### Problem to work on
Report all lines from the entries below in which "loci" appears.

### Stored rows

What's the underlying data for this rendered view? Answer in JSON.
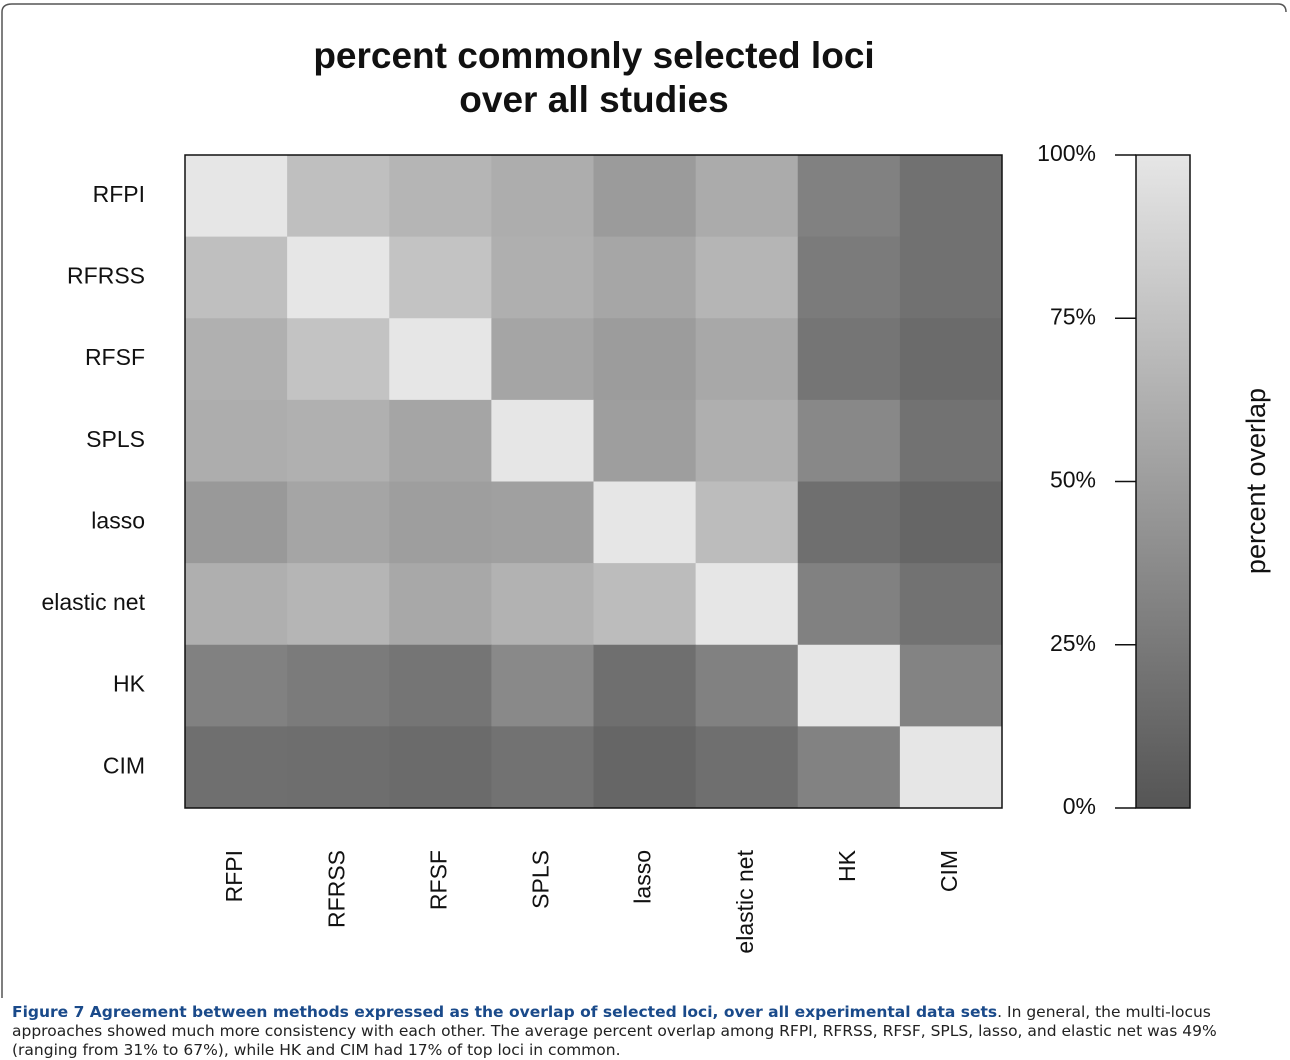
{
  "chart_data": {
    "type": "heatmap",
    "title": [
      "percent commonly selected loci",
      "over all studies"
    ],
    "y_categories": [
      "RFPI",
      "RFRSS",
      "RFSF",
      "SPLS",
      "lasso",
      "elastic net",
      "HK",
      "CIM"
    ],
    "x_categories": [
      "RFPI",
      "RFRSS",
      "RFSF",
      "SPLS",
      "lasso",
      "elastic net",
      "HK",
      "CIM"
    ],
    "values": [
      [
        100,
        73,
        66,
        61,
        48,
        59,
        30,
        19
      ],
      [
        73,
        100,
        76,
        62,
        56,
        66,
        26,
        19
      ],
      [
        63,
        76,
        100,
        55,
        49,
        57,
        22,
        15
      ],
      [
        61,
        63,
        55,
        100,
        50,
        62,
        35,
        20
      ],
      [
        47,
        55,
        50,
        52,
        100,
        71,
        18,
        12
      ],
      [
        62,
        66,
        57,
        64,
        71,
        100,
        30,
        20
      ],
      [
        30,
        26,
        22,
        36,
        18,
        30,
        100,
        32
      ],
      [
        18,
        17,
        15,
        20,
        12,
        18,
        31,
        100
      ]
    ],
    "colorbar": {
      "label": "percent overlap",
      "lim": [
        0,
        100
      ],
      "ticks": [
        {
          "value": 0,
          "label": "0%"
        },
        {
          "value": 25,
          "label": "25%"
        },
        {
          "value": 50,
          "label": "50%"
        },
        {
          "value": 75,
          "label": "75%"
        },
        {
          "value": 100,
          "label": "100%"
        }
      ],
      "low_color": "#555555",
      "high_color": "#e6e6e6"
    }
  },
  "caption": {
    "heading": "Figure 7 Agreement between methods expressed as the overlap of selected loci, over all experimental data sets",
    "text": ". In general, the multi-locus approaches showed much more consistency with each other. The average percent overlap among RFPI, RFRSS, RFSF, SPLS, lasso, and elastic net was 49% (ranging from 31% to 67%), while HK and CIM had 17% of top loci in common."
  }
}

### Complete response
      "percent commonly selected loci",
    "heading": "Figure 7 Agreement between methods expressed as the overlap of selected loci, over all experimental data sets",
    "text": ". In general, the multi-locus approaches showed much more consistency with each other. The average percent overlap among RFPI, RFRSS, RFSF, SPLS, lasso, and elastic net was 49% (ranging from 31% to 67%), while HK and CIM had 17% of top loci in common."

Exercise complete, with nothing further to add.